Task instructions => Each entry below is to be duplicated verbatim.

★ ★ ★ ★ ★ ★ ★

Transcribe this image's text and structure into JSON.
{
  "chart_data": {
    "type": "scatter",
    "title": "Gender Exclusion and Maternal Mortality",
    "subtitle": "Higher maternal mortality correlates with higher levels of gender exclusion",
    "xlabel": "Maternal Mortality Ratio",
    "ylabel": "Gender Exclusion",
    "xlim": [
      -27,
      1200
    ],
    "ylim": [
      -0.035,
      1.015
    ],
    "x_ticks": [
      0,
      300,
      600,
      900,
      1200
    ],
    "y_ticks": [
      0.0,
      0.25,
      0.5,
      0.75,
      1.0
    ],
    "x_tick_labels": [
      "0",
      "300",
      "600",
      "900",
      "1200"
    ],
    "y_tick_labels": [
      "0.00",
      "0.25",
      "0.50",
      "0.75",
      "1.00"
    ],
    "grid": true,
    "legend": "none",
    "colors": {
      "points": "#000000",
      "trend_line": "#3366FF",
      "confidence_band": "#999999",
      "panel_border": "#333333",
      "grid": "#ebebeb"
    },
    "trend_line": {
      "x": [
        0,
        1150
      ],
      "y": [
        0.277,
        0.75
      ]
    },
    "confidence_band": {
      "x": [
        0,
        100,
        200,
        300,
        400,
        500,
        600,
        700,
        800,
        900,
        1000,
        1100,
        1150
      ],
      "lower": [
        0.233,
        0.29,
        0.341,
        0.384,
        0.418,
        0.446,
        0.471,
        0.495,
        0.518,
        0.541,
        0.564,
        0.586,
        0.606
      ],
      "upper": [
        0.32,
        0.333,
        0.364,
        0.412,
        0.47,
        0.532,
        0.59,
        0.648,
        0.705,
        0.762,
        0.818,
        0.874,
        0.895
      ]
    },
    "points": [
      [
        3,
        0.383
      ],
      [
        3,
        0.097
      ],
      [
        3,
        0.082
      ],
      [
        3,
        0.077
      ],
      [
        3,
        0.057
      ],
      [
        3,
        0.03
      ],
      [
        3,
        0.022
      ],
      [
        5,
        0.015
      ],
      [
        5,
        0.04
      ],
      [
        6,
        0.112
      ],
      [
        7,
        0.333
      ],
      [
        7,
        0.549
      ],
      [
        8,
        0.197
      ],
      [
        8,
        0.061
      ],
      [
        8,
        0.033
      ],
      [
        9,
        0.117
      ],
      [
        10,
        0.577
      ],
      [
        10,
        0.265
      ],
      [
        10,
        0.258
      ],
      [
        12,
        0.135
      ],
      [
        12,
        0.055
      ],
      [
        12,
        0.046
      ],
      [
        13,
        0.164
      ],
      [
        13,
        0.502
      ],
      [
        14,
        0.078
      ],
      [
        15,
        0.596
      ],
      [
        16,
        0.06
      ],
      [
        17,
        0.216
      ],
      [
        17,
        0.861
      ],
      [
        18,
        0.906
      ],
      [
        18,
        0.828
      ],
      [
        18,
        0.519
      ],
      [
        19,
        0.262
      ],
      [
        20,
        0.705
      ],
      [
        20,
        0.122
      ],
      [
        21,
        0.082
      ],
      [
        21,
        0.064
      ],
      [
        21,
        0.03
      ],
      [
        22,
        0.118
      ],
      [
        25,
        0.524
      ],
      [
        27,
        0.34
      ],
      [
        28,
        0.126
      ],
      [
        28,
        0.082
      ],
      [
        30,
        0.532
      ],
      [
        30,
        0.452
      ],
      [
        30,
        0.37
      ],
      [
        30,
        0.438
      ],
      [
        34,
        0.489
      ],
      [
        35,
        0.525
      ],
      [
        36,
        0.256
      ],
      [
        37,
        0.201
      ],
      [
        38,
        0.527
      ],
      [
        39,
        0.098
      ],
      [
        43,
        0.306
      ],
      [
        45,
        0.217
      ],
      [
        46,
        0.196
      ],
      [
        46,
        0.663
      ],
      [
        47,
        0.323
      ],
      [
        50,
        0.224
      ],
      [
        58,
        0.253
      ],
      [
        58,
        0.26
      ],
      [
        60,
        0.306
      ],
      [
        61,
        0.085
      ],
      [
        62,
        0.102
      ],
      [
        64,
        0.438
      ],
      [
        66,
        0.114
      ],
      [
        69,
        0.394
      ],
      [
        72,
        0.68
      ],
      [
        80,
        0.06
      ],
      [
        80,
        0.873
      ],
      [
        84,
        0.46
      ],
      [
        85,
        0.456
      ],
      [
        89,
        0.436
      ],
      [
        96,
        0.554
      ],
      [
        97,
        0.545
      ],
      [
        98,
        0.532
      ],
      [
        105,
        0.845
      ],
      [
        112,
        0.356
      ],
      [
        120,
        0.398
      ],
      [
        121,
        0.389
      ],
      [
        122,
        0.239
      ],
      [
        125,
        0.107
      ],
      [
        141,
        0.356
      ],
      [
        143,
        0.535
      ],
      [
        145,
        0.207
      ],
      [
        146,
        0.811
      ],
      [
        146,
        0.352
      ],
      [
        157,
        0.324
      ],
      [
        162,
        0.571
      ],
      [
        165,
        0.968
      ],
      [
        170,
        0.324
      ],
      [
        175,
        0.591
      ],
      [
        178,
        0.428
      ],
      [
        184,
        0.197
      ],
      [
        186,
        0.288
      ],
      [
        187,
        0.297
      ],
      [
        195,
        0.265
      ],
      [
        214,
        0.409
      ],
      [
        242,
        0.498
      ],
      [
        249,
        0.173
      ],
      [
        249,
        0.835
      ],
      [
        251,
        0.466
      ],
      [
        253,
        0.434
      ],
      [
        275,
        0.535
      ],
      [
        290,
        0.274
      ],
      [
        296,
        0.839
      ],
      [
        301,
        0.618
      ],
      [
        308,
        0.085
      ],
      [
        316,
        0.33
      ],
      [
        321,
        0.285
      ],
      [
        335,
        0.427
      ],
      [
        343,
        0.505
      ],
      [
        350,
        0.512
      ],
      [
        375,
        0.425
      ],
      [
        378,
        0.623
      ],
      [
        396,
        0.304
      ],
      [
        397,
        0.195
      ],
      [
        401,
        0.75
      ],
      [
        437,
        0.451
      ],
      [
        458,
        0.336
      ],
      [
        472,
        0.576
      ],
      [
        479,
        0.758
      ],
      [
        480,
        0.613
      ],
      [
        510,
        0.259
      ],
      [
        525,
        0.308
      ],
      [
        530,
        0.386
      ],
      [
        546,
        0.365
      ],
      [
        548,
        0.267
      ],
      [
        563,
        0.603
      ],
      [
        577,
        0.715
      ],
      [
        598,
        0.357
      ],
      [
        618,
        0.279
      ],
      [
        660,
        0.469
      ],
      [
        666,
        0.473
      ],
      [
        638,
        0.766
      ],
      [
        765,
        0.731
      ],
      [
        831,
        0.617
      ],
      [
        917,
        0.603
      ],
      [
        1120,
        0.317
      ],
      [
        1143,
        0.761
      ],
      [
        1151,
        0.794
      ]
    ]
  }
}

★ ★ ★ ★ ★ ★ ★

Result for this exercise =>
Transcribe this image's text and structure into JSON.
{
  "chart_data": {
    "type": "scatter",
    "title": "Gender Exclusion and Maternal Mortality",
    "subtitle": "Higher maternal mortality correlates with higher levels of gender exclusion",
    "xlabel": "Maternal Mortality Ratio",
    "ylabel": "Gender Exclusion",
    "xlim": [
      -27,
      1200
    ],
    "ylim": [
      -0.035,
      1.015
    ],
    "x_ticks": [
      0,
      300,
      600,
      900,
      1200
    ],
    "y_ticks": [
      0.0,
      0.25,
      0.5,
      0.75,
      1.0
    ],
    "x_tick_labels": [
      "0",
      "300",
      "600",
      "900",
      "1200"
    ],
    "y_tick_labels": [
      "0.00",
      "0.25",
      "0.50",
      "0.75",
      "1.00"
    ],
    "grid": true,
    "legend": "none",
    "colors": {
      "points": "#000000",
      "trend_line": "#3366FF",
      "confidence_band": "#999999",
      "panel_border": "#333333",
      "grid": "#ebebeb"
    },
    "trend_line": {
      "x": [
        0,
        1150
      ],
      "y": [
        0.277,
        0.75
      ]
    },
    "confidence_band": {
      "x": [
        0,
        100,
        200,
        300,
        400,
        500,
        600,
        700,
        800,
        900,
        1000,
        1100,
        1150
      ],
      "lower": [
        0.233,
        0.29,
        0.341,
        0.384,
        0.418,
        0.446,
        0.471,
        0.495,
        0.518,
        0.541,
        0.564,
        0.586,
        0.606
      ],
      "upper": [
        0.32,
        0.333,
        0.364,
        0.412,
        0.47,
        0.532,
        0.59,
        0.648,
        0.705,
        0.762,
        0.818,
        0.874,
        0.895
      ]
    },
    "points": [
      [
        3,
        0.383
      ],
      [
        3,
        0.097
      ],
      [
        3,
        0.082
      ],
      [
        3,
        0.077
      ],
      [
        3,
        0.057
      ],
      [
        3,
        0.03
      ],
      [
        3,
        0.022
      ],
      [
        5,
        0.015
      ],
      [
        5,
        0.04
      ],
      [
        6,
        0.112
      ],
      [
        7,
        0.333
      ],
      [
        7,
        0.549
      ],
      [
        8,
        0.197
      ],
      [
        8,
        0.061
      ],
      [
        8,
        0.033
      ],
      [
        9,
        0.117
      ],
      [
        10,
        0.577
      ],
      [
        10,
        0.265
      ],
      [
        10,
        0.258
      ],
      [
        12,
        0.135
      ],
      [
        12,
        0.055
      ],
      [
        12,
        0.046
      ],
      [
        13,
        0.164
      ],
      [
        13,
        0.502
      ],
      [
        14,
        0.078
      ],
      [
        15,
        0.596
      ],
      [
        16,
        0.06
      ],
      [
        17,
        0.216
      ],
      [
        17,
        0.861
      ],
      [
        18,
        0.906
      ],
      [
        18,
        0.828
      ],
      [
        18,
        0.519
      ],
      [
        19,
        0.262
      ],
      [
        20,
        0.705
      ],
      [
        20,
        0.122
      ],
      [
        21,
        0.082
      ],
      [
        21,
        0.064
      ],
      [
        21,
        0.03
      ],
      [
        22,
        0.118
      ],
      [
        25,
        0.524
      ],
      [
        27,
        0.34
      ],
      [
        28,
        0.126
      ],
      [
        28,
        0.082
      ],
      [
        30,
        0.532
      ],
      [
        30,
        0.452
      ],
      [
        30,
        0.37
      ],
      [
        30,
        0.438
      ],
      [
        34,
        0.489
      ],
      [
        35,
        0.525
      ],
      [
        36,
        0.256
      ],
      [
        37,
        0.201
      ],
      [
        38,
        0.527
      ],
      [
        39,
        0.098
      ],
      [
        43,
        0.306
      ],
      [
        45,
        0.217
      ],
      [
        46,
        0.196
      ],
      [
        46,
        0.663
      ],
      [
        47,
        0.323
      ],
      [
        50,
        0.224
      ],
      [
        58,
        0.253
      ],
      [
        58,
        0.26
      ],
      [
        60,
        0.306
      ],
      [
        61,
        0.085
      ],
      [
        62,
        0.102
      ],
      [
        64,
        0.438
      ],
      [
        66,
        0.114
      ],
      [
        69,
        0.394
      ],
      [
        72,
        0.68
      ],
      [
        80,
        0.06
      ],
      [
        80,
        0.873
      ],
      [
        84,
        0.46
      ],
      [
        85,
        0.456
      ],
      [
        89,
        0.436
      ],
      [
        96,
        0.554
      ],
      [
        97,
        0.545
      ],
      [
        98,
        0.532
      ],
      [
        105,
        0.845
      ],
      [
        112,
        0.356
      ],
      [
        120,
        0.398
      ],
      [
        121,
        0.389
      ],
      [
        122,
        0.239
      ],
      [
        125,
        0.107
      ],
      [
        141,
        0.356
      ],
      [
        143,
        0.535
      ],
      [
        145,
        0.207
      ],
      [
        146,
        0.811
      ],
      [
        146,
        0.352
      ],
      [
        157,
        0.324
      ],
      [
        162,
        0.571
      ],
      [
        165,
        0.968
      ],
      [
        170,
        0.324
      ],
      [
        175,
        0.591
      ],
      [
        178,
        0.428
      ],
      [
        184,
        0.197
      ],
      [
        186,
        0.288
      ],
      [
        187,
        0.297
      ],
      [
        195,
        0.265
      ],
      [
        214,
        0.409
      ],
      [
        242,
        0.498
      ],
      [
        249,
        0.173
      ],
      [
        249,
        0.835
      ],
      [
        251,
        0.466
      ],
      [
        253,
        0.434
      ],
      [
        275,
        0.535
      ],
      [
        290,
        0.274
      ],
      [
        296,
        0.839
      ],
      [
        301,
        0.618
      ],
      [
        308,
        0.085
      ],
      [
        316,
        0.33
      ],
      [
        321,
        0.285
      ],
      [
        335,
        0.427
      ],
      [
        343,
        0.505
      ],
      [
        350,
        0.512
      ],
      [
        375,
        0.425
      ],
      [
        378,
        0.623
      ],
      [
        396,
        0.304
      ],
      [
        397,
        0.195
      ],
      [
        401,
        0.75
      ],
      [
        437,
        0.451
      ],
      [
        458,
        0.336
      ],
      [
        472,
        0.576
      ],
      [
        479,
        0.758
      ],
      [
        480,
        0.613
      ],
      [
        510,
        0.259
      ],
      [
        525,
        0.308
      ],
      [
        530,
        0.386
      ],
      [
        546,
        0.365
      ],
      [
        548,
        0.267
      ],
      [
        563,
        0.603
      ],
      [
        577,
        0.715
      ],
      [
        598,
        0.357
      ],
      [
        618,
        0.279
      ],
      [
        660,
        0.469
      ],
      [
        666,
        0.473
      ],
      [
        638,
        0.766
      ],
      [
        765,
        0.731
      ],
      [
        831,
        0.617
      ],
      [
        917,
        0.603
      ],
      [
        1120,
        0.317
      ],
      [
        1143,
        0.761
      ],
      [
        1151,
        0.794
      ]
    ]
  }
}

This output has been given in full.